- PROBLEM DETAILS -
Reproduce every record exactly as it appears, but not the pictures.
- - - - - - -
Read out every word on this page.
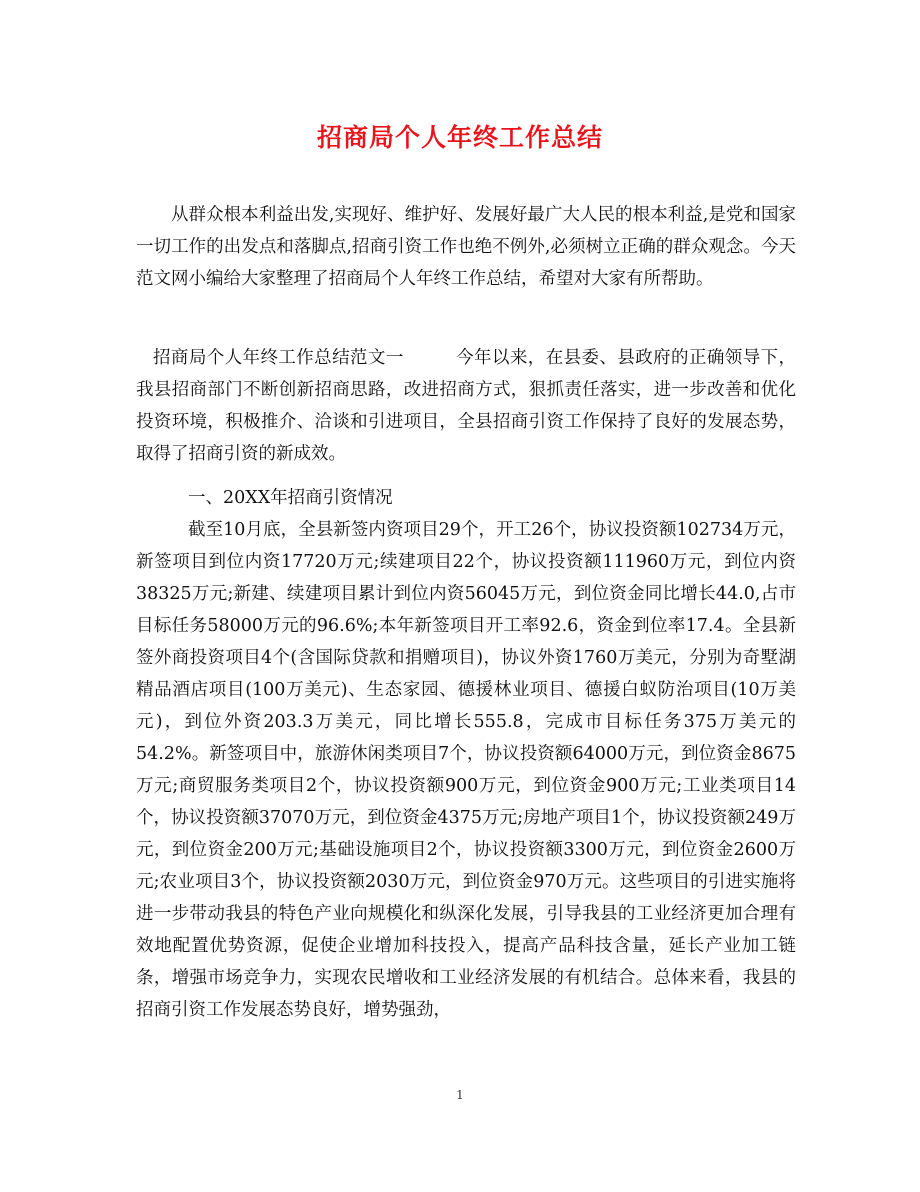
招商局个人年终工作总结
从群众根本利益出发,实现好、维护好、发展好最广大人民的根本利益,是党和国家一切工作的出发点和落脚点,招商引资工作也绝不例外,必须树立正确的群众观念。今天范文网小编给大家整理了招商局个人年终工作总结，希望对大家有所帮助。
招商局个人年终工作总结范文一	今年以来，在县委、县政府的正确领导下，我县招商部门不断创新招商思路，改进招商方式，狠抓责任落实，进一步改善和优化投资环境，积极推介、洽谈和引进项目，全县招商引资工作保持了良好的发展态势，取得了招商引资的新成效。
一、20XX年招商引资情况
截至10月底，全县新签内资项目29个，开工26个，协议投资额102734万元，新签项目到位内资17720万元;续建项目22个，协议投资额111960万元，到位内资38325万元;新建、续建项目累计到位内资56045万元，到位资金同比增长44.0,占市目标任务58000万元的96.6%;本年新签项目开工率92.6，资金到位率17.4。全县新签外商投资项目4个(含国际贷款和捐赠项目)，协议外资1760万美元，分别为奇墅湖精品酒店项目(100万美元)、生态家园、德援林业项目、德援白蚁防治项目(10万美元)，到位外资203.3万美元，同比增长555.8，完成市目标任务375万美元的54.2%。新签项目中，旅游休闲类项目7个，协议投资额64000万元，到位资金8675万元;商贸服务类项目2个，协议投资额900万元，到位资金900万元;工业类项目14个，协议投资额37070万元，到位资金4375万元;房地产项目1个，协议投资额249万元，到位资金200万元;基础设施项目2个，协议投资额3300万元，到位资金2600万元;农业项目3个，协议投资额2030万元，到位资金970万元。这些项目的引进实施将进一步带动我县的特色产业向规模化和纵深化发展，引导我县的工业经济更加合理有效地配置优势资源，促使企业增加科技投入，提高产品科技含量，延长产业加工链条，增强市场竞争力，实现农民增收和工业经济发展的有机结合。总体来看，我县的招商引资工作发展态势良好，增势强劲，
1
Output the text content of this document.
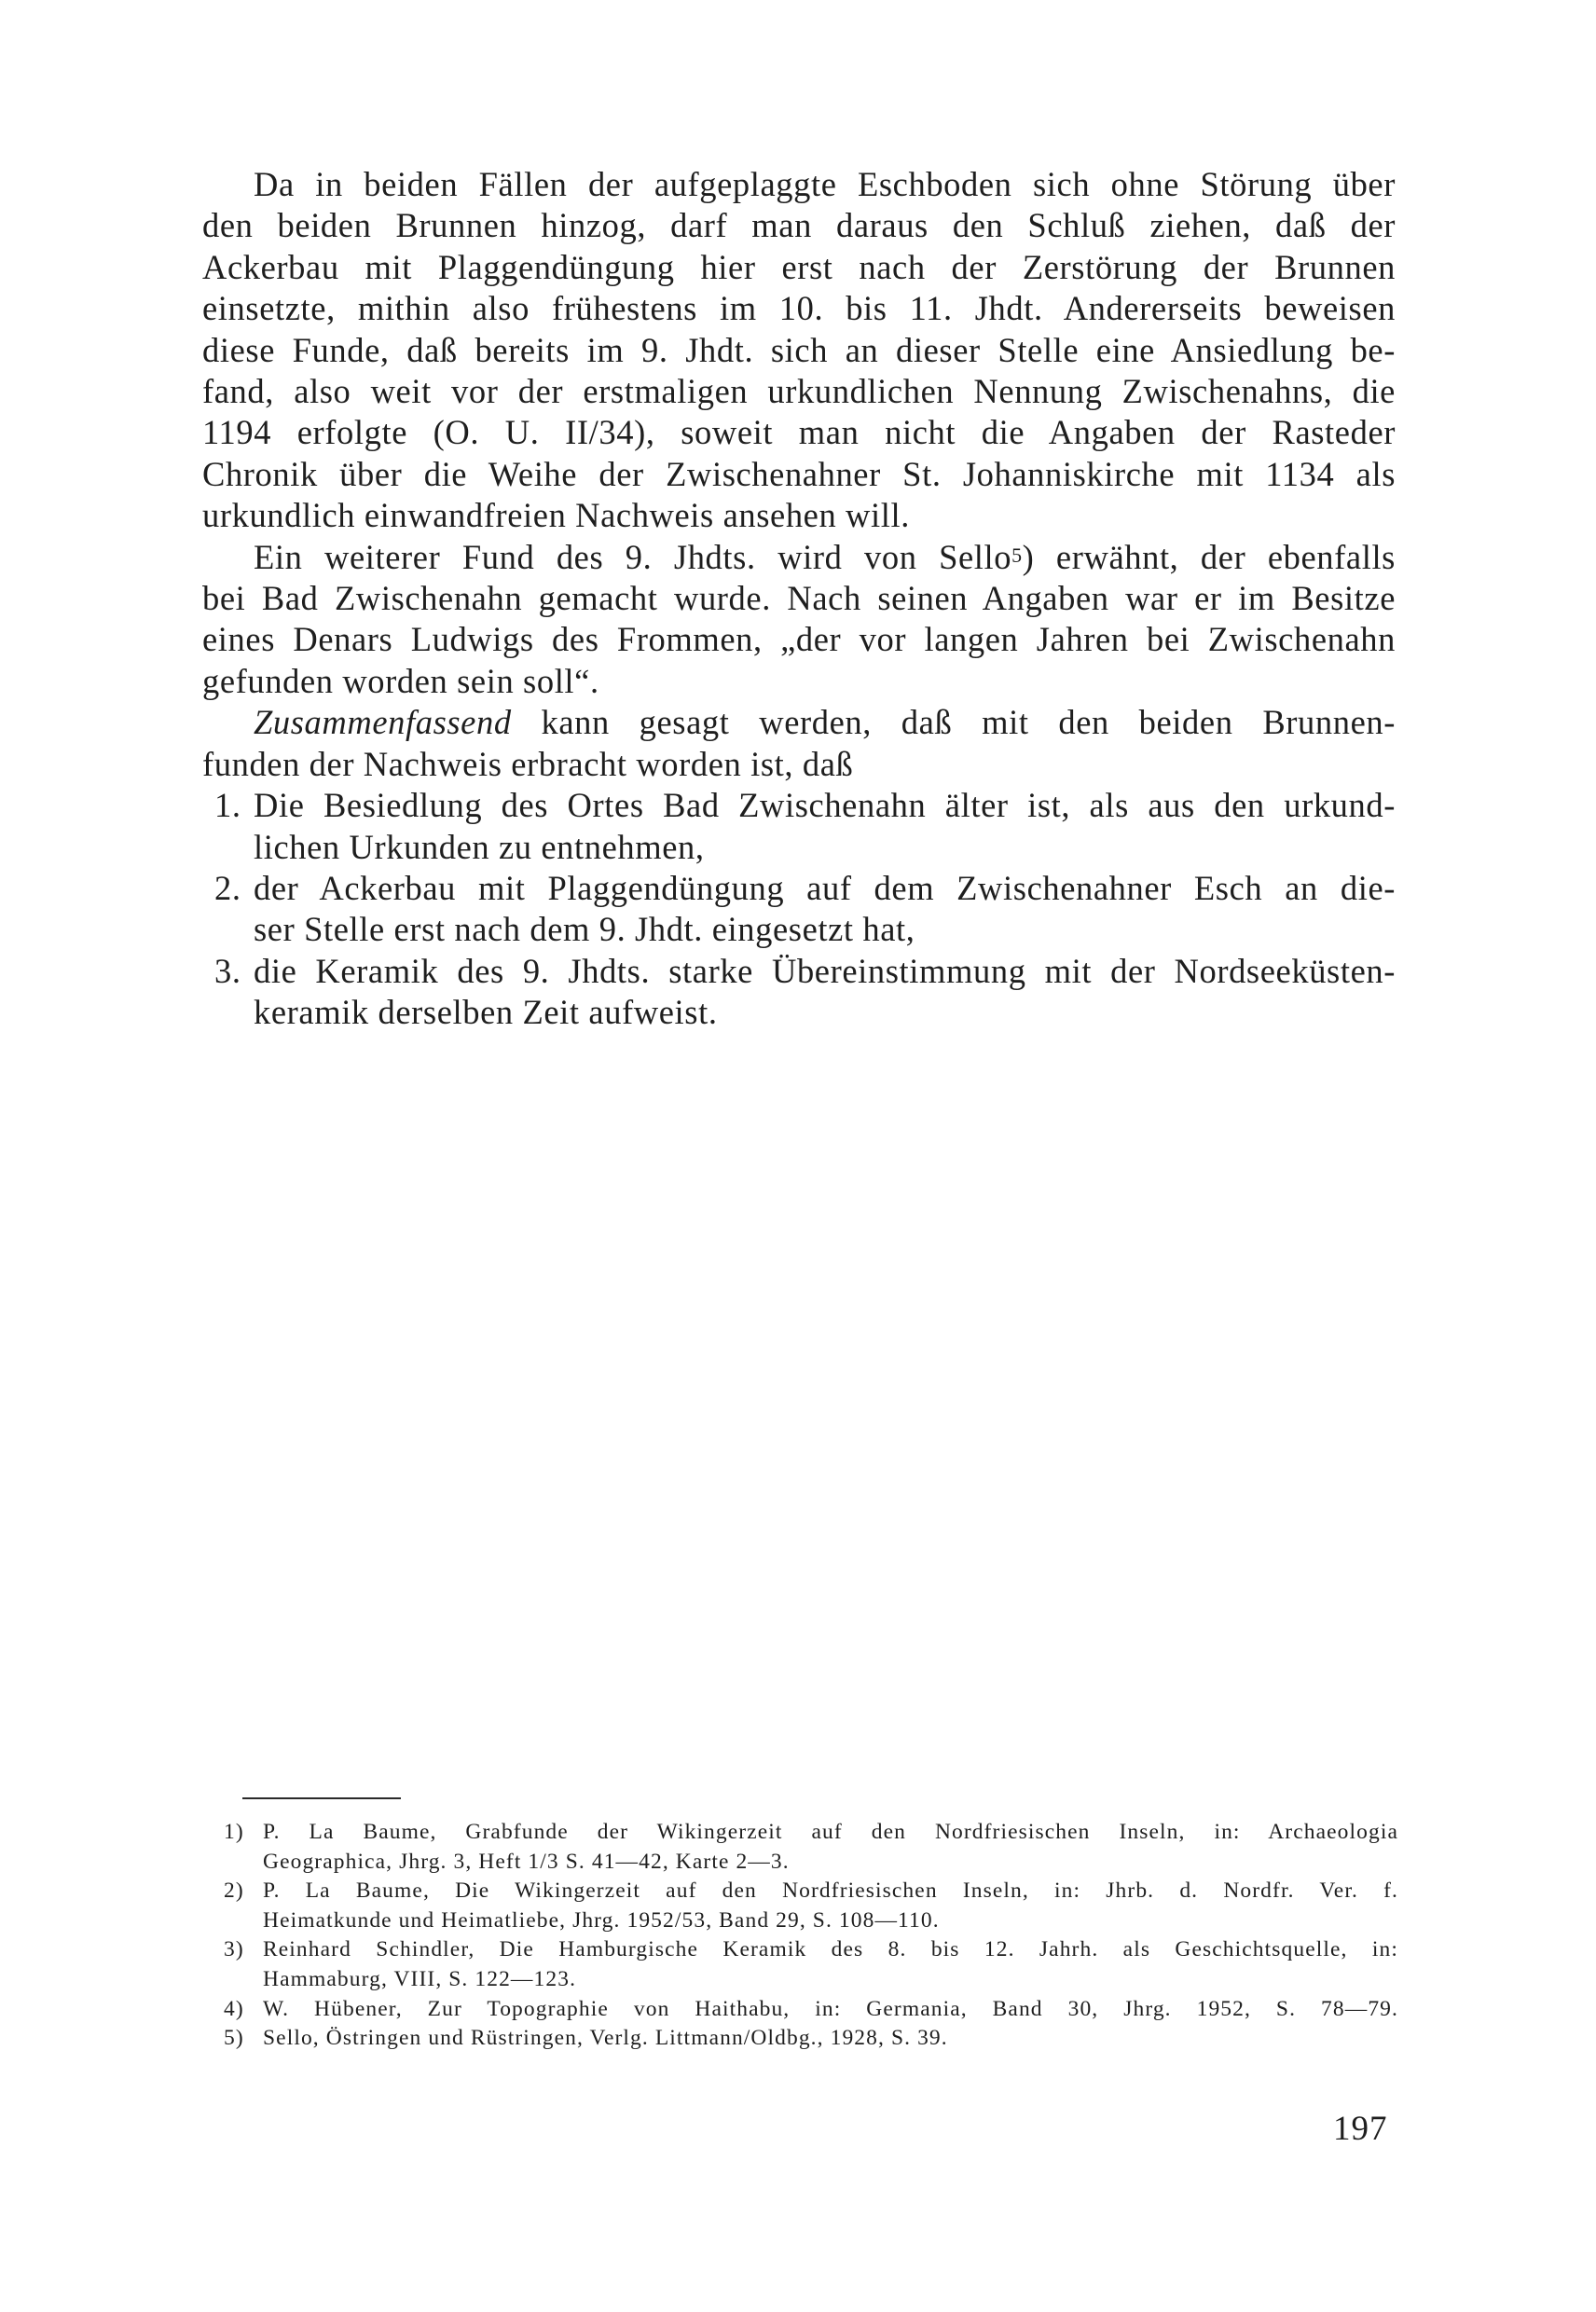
Da in beiden Fällen der aufgeplaggte Eschboden sich ohne Störung über
den beiden Brunnen hinzog, darf man daraus den Schluß ziehen, daß der
Ackerbau mit Plaggendüngung hier erst nach der Zerstörung der Brunnen
einsetzte, mithin also frühestens im 10. bis 11. Jhdt. Andererseits beweisen
diese Funde, daß bereits im 9. Jhdt. sich an dieser Stelle eine Ansiedlung be-
fand, also weit vor der erstmaligen urkundlichen Nennung Zwischenahns, die
1194 erfolgte (O. U. II/34), soweit man nicht die Angaben der Rasteder
Chronik über die Weihe der Zwischenahner St. Johanniskirche mit 1134 als
urkundlich einwandfreien Nachweis ansehen will.
Ein weiterer Fund des 9. Jhdts. wird von Sello$^5$) erwähnt, der ebenfalls
bei Bad Zwischenahn gemacht wurde. Nach seinen Angaben war er im Besitze
eines Denars Ludwigs des Frommen, „der vor langen Jahren bei Zwischenahn
gefunden worden sein soll“.
Zusammenfassend kann gesagt werden, daß mit den beiden Brunnen-
funden der Nachweis erbracht worden ist, daß
1. Die Besiedlung des Ortes Bad Zwischenahn älter ist, als aus den urkund-
lichen Urkunden zu entnehmen,
2. der Ackerbau mit Plaggendüngung auf dem Zwischenahner Esch an die-
ser Stelle erst nach dem 9. Jhdt. eingesetzt hat,
3. die Keramik des 9. Jhdts. starke Übereinstimmung mit der Nordseeküsten-
keramik derselben Zeit aufweist.
1) P. La Baume, Grabfunde der Wikingerzeit auf den Nordfriesischen Inseln, in: Archaeologia
Geographica, Jhrg. 3, Heft 1/3 S. 41—42, Karte 2—3.
2) P. La Baume, Die Wikingerzeit auf den Nordfriesischen Inseln, in: Jhrb. d. Nordfr. Ver. f.
Heimatkunde und Heimatliebe, Jhrg. 1952/53, Band 29, S. 108—110.
3) Reinhard Schindler, Die Hamburgische Keramik des 8. bis 12. Jahrh. als Geschichtsquelle, in:
Hammaburg, VIII, S. 122—123.
4) W. Hübener, Zur Topographie von Haithabu, in: Germania, Band 30, Jhrg. 1952, S. 78—79.
5) Sello, Östringen und Rüstringen, Verlg. Littmann/Oldbg., 1928, S. 39.
197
- - - - - - -
- FINAL RESULT -
Read out every word on this page.
招商局个人年终工作总结
从群众根本利益出发,实现好、维护好、发展好最广大人民的根本利益,是党和国家一切工作的出发点和落脚点,招商引资工作也绝不例外,必须树立正确的群众观念。今天范文网小编给大家整理了招商局个人年终工作总结，希望对大家有所帮助。
招商局个人年终工作总结范文一	今年以来，在县委、县政府的正确领导下，我县招商部门不断创新招商思路，改进招商方式，狠抓责任落实，进一步改善和优化投资环境，积极推介、洽谈和引进项目，全县招商引资工作保持了良好的发展态势，取得了招商引资的新成效。
一、20XX年招商引资情况
截至10月底，全县新签内资项目29个，开工26个，协议投资额102734万元，新签项目到位内资17720万元;续建项目22个，协议投资额111960万元，到位内资38325万元;新建、续建项目累计到位内资56045万元，到位资金同比增长44.0,占市目标任务58000万元的96.6%;本年新签项目开工率92.6，资金到位率17.4。全县新签外商投资项目4个(含国际贷款和捐赠项目)，协议外资1760万美元，分别为奇墅湖精品酒店项目(100万美元)、生态家园、德援林业项目、德援白蚁防治项目(10万美元)，到位外资203.3万美元，同比增长555.8，完成市目标任务375万美元的54.2%。新签项目中，旅游休闲类项目7个，协议投资额64000万元，到位资金8675万元;商贸服务类项目2个，协议投资额900万元，到位资金900万元;工业类项目14个，协议投资额37070万元，到位资金4375万元;房地产项目1个，协议投资额249万元，到位资金200万元;基础设施项目2个，协议投资额3300万元，到位资金2600万元;农业项目3个，协议投资额2030万元，到位资金970万元。这些项目的引进实施将进一步带动我县的特色产业向规模化和纵深化发展，引导我县的工业经济更加合理有效地配置优势资源，促使企业增加科技投入，提高产品科技含量，延长产业加工链条，增强市场竞争力，实现农民增收和工业经济发展的有机结合。总体来看，我县的招商引资工作发展态势良好，增势强劲，
1
Output the text content of this document.
Da in beiden Fällen der aufgeplaggte Eschboden sich ohne Störung über
den beiden Brunnen hinzog, darf man daraus den Schluß ziehen, daß der
Ackerbau mit Plaggendüngung hier erst nach der Zerstörung der Brunnen
einsetzte, mithin also frühestens im 10. bis 11. Jhdt. Andererseits beweisen
diese Funde, daß bereits im 9. Jhdt. sich an dieser Stelle eine Ansiedlung be-
fand, also weit vor der erstmaligen urkundlichen Nennung Zwischenahns, die
1194 erfolgte (O. U. II/34), soweit man nicht die Angaben der Rasteder
Chronik über die Weihe der Zwischenahner St. Johanniskirche mit 1134 als
urkundlich einwandfreien Nachweis ansehen will.
Ein weiterer Fund des 9. Jhdts. wird von Sello$^5$) erwähnt, der ebenfalls
bei Bad Zwischenahn gemacht wurde. Nach seinen Angaben war er im Besitze
eines Denars Ludwigs des Frommen, „der vor langen Jahren bei Zwischenahn
gefunden worden sein soll“.
Zusammenfassend kann gesagt werden, daß mit den beiden Brunnen-
funden der Nachweis erbracht worden ist, daß
1. Die Besiedlung des Ortes Bad Zwischenahn älter ist, als aus den urkund-
lichen Urkunden zu entnehmen,
2. der Ackerbau mit Plaggendüngung auf dem Zwischenahner Esch an die-
ser Stelle erst nach dem 9. Jhdt. eingesetzt hat,
3. die Keramik des 9. Jhdts. starke Übereinstimmung mit der Nordseeküsten-
keramik derselben Zeit aufweist.
1) P. La Baume, Grabfunde der Wikingerzeit auf den Nordfriesischen Inseln, in: Archaeologia
Geographica, Jhrg. 3, Heft 1/3 S. 41—42, Karte 2—3.
2) P. La Baume, Die Wikingerzeit auf den Nordfriesischen Inseln, in: Jhrb. d. Nordfr. Ver. f.
Heimatkunde und Heimatliebe, Jhrg. 1952/53, Band 29, S. 108—110.
3) Reinhard Schindler, Die Hamburgische Keramik des 8. bis 12. Jahrh. als Geschichtsquelle, in:
Hammaburg, VIII, S. 122—123.
4) W. Hübener, Zur Topographie von Haithabu, in: Germania, Band 30, Jhrg. 1952, S. 78—79.
5) Sello, Östringen und Rüstringen, Verlg. Littmann/Oldbg., 1928, S. 39.
197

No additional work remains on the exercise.